Dataset items
#####

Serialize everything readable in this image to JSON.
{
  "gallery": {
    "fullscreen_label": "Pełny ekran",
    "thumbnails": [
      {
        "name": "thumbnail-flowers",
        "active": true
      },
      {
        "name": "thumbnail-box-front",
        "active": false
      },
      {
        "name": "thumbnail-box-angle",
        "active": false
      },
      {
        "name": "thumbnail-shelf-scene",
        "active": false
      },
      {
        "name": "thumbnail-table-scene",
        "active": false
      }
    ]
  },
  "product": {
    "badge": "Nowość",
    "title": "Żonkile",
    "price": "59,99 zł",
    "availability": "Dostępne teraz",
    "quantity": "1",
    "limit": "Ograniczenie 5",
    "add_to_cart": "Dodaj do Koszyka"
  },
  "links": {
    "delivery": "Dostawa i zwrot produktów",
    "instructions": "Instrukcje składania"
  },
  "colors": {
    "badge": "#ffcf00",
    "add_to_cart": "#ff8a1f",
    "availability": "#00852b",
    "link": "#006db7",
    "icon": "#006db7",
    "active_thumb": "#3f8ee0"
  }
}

#####

◆ SHORT TASK ◆
Reproduce the records in full, exactly as written.

◆ SOLUTION TO THIS TASK ◆
Serialize everything readable in this image to JSON.
{
  "gallery": {
    "fullscreen_label": "Pełny ekran",
    "thumbnails": [
      {
        "name": "thumbnail-flowers",
        "active": true
      },
      {
        "name": "thumbnail-box-front",
        "active": false
      },
      {
        "name": "thumbnail-box-angle",
        "active": false
      },
      {
        "name": "thumbnail-shelf-scene",
        "active": false
      },
      {
        "name": "thumbnail-table-scene",
        "active": false
      }
    ]
  },
  "product": {
    "badge": "Nowość",
    "title": "Żonkile",
    "price": "59,99 zł",
    "availability": "Dostępne teraz",
    "quantity": "1",
    "limit": "Ograniczenie 5",
    "add_to_cart": "Dodaj do Koszyka"
  },
  "links": {
    "delivery": "Dostawa i zwrot produktów",
    "instructions": "Instrukcje składania"
  },
  "colors": {
    "badge": "#ffcf00",
    "add_to_cart": "#ff8a1f",
    "availability": "#00852b",
    "link": "#006db7",
    "icon": "#006db7",
    "active_thumb": "#3f8ee0"
  }
}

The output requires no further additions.